__Task description__. All of the records below need to be copied exactly.
• • • • • • •
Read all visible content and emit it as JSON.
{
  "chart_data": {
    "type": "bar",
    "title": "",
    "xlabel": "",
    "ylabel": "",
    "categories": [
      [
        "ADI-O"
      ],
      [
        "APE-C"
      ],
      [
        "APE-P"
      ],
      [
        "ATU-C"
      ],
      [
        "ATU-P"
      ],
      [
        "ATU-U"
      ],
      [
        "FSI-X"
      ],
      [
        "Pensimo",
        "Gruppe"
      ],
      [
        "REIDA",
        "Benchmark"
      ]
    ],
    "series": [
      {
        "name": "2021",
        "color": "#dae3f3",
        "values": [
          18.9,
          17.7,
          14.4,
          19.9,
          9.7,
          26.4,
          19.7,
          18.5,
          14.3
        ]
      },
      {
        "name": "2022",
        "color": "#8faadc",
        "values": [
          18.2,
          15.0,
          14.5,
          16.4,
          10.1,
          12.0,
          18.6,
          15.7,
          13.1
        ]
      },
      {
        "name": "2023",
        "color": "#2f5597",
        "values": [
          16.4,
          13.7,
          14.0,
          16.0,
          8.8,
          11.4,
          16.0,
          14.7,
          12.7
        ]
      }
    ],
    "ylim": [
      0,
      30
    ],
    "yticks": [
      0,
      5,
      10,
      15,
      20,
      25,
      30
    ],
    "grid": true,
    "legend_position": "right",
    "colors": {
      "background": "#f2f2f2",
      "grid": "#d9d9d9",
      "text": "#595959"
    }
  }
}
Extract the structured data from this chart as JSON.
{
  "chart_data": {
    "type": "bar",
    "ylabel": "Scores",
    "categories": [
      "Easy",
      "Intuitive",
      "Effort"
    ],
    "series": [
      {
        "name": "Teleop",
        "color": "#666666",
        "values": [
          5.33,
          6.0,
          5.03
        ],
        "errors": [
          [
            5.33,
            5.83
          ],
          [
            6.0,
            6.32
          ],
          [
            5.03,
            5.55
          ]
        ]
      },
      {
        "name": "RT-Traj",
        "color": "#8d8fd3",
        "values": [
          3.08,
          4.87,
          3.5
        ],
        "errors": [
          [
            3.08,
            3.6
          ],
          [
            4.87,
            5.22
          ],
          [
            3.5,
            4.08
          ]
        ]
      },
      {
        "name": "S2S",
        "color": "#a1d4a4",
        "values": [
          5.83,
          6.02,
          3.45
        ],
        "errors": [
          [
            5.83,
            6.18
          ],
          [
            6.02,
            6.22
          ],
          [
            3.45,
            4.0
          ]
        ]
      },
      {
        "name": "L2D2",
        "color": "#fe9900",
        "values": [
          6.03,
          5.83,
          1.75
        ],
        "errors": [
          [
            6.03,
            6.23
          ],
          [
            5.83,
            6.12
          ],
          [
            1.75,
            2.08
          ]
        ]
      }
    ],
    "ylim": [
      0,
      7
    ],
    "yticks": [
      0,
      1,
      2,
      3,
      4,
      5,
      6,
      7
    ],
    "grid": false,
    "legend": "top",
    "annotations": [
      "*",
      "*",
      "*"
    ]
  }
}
• • • • • • •
__Output__.
Read all visible content and emit it as JSON.
{
  "chart_data": {
    "type": "bar",
    "title": "",
    "xlabel": "",
    "ylabel": "",
    "categories": [
      [
        "ADI-O"
      ],
      [
        "APE-C"
      ],
      [
        "APE-P"
      ],
      [
        "ATU-C"
      ],
      [
        "ATU-P"
      ],
      [
        "ATU-U"
      ],
      [
        "FSI-X"
      ],
      [
        "Pensimo",
        "Gruppe"
      ],
      [
        "REIDA",
        "Benchmark"
      ]
    ],
    "series": [
      {
        "name": "2021",
        "color": "#dae3f3",
        "values": [
          18.9,
          17.7,
          14.4,
          19.9,
          9.7,
          26.4,
          19.7,
          18.5,
          14.3
        ]
      },
      {
        "name": "2022",
        "color": "#8faadc",
        "values": [
          18.2,
          15.0,
          14.5,
          16.4,
          10.1,
          12.0,
          18.6,
          15.7,
          13.1
        ]
      },
      {
        "name": "2023",
        "color": "#2f5597",
        "values": [
          16.4,
          13.7,
          14.0,
          16.0,
          8.8,
          11.4,
          16.0,
          14.7,
          12.7
        ]
      }
    ],
    "ylim": [
      0,
      30
    ],
    "yticks": [
      0,
      5,
      10,
      15,
      20,
      25,
      30
    ],
    "grid": true,
    "legend_position": "right",
    "colors": {
      "background": "#f2f2f2",
      "grid": "#d9d9d9",
      "text": "#595959"
    }
  }
}
Extract the structured data from this chart as JSON.
{
  "chart_data": {
    "type": "bar",
    "ylabel": "Scores",
    "categories": [
      "Easy",
      "Intuitive",
      "Effort"
    ],
    "series": [
      {
        "name": "Teleop",
        "color": "#666666",
        "values": [
          5.33,
          6.0,
          5.03
        ],
        "errors": [
          [
            5.33,
            5.83
          ],
          [
            6.0,
            6.32
          ],
          [
            5.03,
            5.55
          ]
        ]
      },
      {
        "name": "RT-Traj",
        "color": "#8d8fd3",
        "values": [
          3.08,
          4.87,
          3.5
        ],
        "errors": [
          [
            3.08,
            3.6
          ],
          [
            4.87,
            5.22
          ],
          [
            3.5,
            4.08
          ]
        ]
      },
      {
        "name": "S2S",
        "color": "#a1d4a4",
        "values": [
          5.83,
          6.02,
          3.45
        ],
        "errors": [
          [
            5.83,
            6.18
          ],
          [
            6.02,
            6.22
          ],
          [
            3.45,
            4.0
          ]
        ]
      },
      {
        "name": "L2D2",
        "color": "#fe9900",
        "values": [
          6.03,
          5.83,
          1.75
        ],
        "errors": [
          [
            6.03,
            6.23
          ],
          [
            5.83,
            6.12
          ],
          [
            1.75,
            2.08
          ]
        ]
      }
    ],
    "ylim": [
      0,
      7
    ],
    "yticks": [
      0,
      1,
      2,
      3,
      4,
      5,
      6,
      7
    ],
    "grid": false,
    "legend": "top",
    "annotations": [
      "*",
      "*",
      "*"
    ]
  }
}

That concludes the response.